__EXERCISE DIRECTIONS__
Write out every entry exactly as it appears.

(Figure record listings)
# # # # # # #
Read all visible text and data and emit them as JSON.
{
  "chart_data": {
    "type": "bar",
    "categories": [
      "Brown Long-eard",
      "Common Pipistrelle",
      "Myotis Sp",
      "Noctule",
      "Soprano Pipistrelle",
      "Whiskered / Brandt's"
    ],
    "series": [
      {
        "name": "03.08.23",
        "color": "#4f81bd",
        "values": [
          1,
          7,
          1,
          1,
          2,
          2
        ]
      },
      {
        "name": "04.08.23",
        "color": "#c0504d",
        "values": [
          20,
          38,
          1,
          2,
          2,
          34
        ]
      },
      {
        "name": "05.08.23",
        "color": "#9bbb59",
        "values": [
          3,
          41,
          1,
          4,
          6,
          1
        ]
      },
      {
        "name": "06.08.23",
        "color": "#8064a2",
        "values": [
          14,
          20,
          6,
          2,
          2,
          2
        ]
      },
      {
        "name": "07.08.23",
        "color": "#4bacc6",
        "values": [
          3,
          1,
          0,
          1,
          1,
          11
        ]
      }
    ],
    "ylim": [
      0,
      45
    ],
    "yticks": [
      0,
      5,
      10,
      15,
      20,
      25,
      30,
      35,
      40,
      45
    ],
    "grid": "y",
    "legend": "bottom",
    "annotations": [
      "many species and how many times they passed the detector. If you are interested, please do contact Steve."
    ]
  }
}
# # # # # # #
__WRITTEN SOLUTION__
Read all visible text and data and emit them as JSON.
{
  "chart_data": {
    "type": "bar",
    "categories": [
      "Brown Long-eard",
      "Common Pipistrelle",
      "Myotis Sp",
      "Noctule",
      "Soprano Pipistrelle",
      "Whiskered / Brandt's"
    ],
    "series": [
      {
        "name": "03.08.23",
        "color": "#4f81bd",
        "values": [
          1,
          7,
          1,
          1,
          2,
          2
        ]
      },
      {
        "name": "04.08.23",
        "color": "#c0504d",
        "values": [
          20,
          38,
          1,
          2,
          2,
          34
        ]
      },
      {
        "name": "05.08.23",
        "color": "#9bbb59",
        "values": [
          3,
          41,
          1,
          4,
          6,
          1
        ]
      },
      {
        "name": "06.08.23",
        "color": "#8064a2",
        "values": [
          14,
          20,
          6,
          2,
          2,
          2
        ]
      },
      {
        "name": "07.08.23",
        "color": "#4bacc6",
        "values": [
          3,
          1,
          0,
          1,
          1,
          11
        ]
      }
    ],
    "ylim": [
      0,
      45
    ],
    "yticks": [
      0,
      5,
      10,
      15,
      20,
      25,
      30,
      35,
      40,
      45
    ],
    "grid": "y",
    "legend": "bottom",
    "annotations": [
      "many species and how many times they passed the detector. If you are interested, please do contact Steve."
    ]
  }
}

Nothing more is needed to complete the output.